— Collected data —
---*---
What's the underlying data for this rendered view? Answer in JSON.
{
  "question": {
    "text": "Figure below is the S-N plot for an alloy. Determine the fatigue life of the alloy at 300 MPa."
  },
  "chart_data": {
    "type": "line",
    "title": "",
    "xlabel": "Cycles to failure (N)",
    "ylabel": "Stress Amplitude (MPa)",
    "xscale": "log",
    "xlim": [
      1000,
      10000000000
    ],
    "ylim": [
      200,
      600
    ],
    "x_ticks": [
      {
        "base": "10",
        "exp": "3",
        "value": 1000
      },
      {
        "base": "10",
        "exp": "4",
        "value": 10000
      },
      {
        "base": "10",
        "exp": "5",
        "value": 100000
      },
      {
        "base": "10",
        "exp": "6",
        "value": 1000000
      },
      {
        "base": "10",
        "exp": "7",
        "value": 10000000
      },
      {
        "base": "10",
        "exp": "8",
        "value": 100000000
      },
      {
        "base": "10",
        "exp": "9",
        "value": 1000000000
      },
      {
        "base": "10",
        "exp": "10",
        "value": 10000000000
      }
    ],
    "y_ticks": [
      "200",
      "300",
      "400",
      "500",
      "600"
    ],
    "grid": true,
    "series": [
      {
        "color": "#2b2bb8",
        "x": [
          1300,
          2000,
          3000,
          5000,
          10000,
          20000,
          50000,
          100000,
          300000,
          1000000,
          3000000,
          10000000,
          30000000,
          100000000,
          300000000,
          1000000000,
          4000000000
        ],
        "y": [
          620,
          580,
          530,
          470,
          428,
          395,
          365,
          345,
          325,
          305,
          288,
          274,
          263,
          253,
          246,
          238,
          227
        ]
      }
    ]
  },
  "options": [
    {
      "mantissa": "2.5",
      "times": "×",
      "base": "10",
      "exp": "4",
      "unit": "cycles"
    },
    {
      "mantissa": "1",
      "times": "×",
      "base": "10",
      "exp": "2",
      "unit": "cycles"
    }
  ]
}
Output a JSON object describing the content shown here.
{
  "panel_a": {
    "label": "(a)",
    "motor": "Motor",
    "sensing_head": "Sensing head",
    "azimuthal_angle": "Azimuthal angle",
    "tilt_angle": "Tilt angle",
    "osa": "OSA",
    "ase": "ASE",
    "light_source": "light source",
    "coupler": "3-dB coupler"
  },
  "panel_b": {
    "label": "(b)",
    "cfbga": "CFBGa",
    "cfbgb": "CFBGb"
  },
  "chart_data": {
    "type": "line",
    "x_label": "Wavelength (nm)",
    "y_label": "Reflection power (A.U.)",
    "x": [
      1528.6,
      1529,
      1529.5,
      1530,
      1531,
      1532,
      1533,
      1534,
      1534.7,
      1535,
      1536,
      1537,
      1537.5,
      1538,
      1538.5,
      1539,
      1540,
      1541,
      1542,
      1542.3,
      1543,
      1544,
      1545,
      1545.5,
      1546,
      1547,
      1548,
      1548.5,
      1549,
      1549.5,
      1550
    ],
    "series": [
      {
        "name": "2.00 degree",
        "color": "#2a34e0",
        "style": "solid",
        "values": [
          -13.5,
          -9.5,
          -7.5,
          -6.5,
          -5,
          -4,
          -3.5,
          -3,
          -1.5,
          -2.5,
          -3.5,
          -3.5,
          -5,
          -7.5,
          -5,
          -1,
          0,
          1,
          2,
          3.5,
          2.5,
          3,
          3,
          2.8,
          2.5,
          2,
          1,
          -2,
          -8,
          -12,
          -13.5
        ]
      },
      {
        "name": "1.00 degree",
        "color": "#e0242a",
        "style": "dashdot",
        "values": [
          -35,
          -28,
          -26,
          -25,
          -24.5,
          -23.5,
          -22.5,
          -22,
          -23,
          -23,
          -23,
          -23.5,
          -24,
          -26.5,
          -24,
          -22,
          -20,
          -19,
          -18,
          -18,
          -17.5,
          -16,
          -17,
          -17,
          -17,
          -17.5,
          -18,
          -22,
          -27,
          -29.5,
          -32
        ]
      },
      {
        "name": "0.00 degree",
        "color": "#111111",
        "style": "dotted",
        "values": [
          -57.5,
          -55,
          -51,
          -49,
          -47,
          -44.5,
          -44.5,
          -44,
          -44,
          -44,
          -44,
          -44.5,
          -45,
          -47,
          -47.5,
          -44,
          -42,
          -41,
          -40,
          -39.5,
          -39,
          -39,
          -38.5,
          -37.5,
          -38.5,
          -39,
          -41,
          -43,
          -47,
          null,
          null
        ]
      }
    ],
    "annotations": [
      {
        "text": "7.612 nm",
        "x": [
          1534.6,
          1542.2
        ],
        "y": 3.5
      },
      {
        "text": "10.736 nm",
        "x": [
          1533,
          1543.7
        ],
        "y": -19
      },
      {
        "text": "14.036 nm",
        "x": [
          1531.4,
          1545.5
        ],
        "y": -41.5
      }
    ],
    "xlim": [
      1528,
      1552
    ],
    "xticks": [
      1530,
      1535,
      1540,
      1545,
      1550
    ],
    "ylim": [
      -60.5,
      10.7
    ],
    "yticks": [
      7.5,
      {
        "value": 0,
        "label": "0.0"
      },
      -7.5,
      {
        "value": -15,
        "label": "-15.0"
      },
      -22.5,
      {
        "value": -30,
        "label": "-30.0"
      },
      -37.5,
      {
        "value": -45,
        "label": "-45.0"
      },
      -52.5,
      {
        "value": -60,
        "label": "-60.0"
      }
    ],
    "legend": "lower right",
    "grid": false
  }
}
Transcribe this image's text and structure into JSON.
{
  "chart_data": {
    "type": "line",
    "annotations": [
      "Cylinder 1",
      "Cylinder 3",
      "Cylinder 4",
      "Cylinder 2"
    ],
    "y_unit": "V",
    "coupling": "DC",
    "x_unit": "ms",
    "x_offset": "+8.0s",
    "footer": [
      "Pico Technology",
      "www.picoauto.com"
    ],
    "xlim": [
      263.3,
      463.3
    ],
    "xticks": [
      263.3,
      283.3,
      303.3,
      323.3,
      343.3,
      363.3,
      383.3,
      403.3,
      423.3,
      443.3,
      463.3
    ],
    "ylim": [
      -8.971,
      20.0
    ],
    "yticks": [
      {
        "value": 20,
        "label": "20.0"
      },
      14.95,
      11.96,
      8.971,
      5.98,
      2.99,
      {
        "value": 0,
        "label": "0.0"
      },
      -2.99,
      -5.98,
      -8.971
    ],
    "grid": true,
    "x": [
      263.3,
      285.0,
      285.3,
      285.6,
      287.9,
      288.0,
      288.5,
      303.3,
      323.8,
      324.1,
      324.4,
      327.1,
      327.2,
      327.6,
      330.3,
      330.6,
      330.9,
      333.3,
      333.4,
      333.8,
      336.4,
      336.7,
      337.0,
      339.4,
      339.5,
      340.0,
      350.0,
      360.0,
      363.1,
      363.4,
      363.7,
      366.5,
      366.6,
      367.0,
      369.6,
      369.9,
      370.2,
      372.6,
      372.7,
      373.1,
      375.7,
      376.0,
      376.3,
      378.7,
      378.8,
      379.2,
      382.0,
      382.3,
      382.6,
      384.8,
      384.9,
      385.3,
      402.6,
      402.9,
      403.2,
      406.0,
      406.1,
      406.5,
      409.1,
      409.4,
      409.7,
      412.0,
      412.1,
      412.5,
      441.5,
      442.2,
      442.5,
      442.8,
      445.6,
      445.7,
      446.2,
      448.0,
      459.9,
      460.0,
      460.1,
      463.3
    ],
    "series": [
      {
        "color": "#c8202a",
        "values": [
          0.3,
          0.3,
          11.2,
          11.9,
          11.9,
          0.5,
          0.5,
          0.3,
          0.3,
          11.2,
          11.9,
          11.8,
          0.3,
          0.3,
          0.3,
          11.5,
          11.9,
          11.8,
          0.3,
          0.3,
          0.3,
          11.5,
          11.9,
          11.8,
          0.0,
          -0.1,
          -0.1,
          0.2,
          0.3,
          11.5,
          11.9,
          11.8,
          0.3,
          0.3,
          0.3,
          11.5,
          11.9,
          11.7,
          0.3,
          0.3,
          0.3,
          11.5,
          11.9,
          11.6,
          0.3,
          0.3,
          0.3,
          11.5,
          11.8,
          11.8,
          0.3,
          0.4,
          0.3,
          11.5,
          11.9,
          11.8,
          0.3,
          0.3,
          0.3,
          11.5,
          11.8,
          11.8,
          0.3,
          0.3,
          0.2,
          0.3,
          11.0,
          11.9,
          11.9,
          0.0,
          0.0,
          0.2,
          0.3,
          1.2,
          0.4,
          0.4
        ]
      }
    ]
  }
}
---*---
— SHORT PROBLEM —
Look through the entries above and list every line containing "style".

— OUTPUT OF THE TASK —
        "style": "solid",
        "style": "dashdot",
        "style": "dotted",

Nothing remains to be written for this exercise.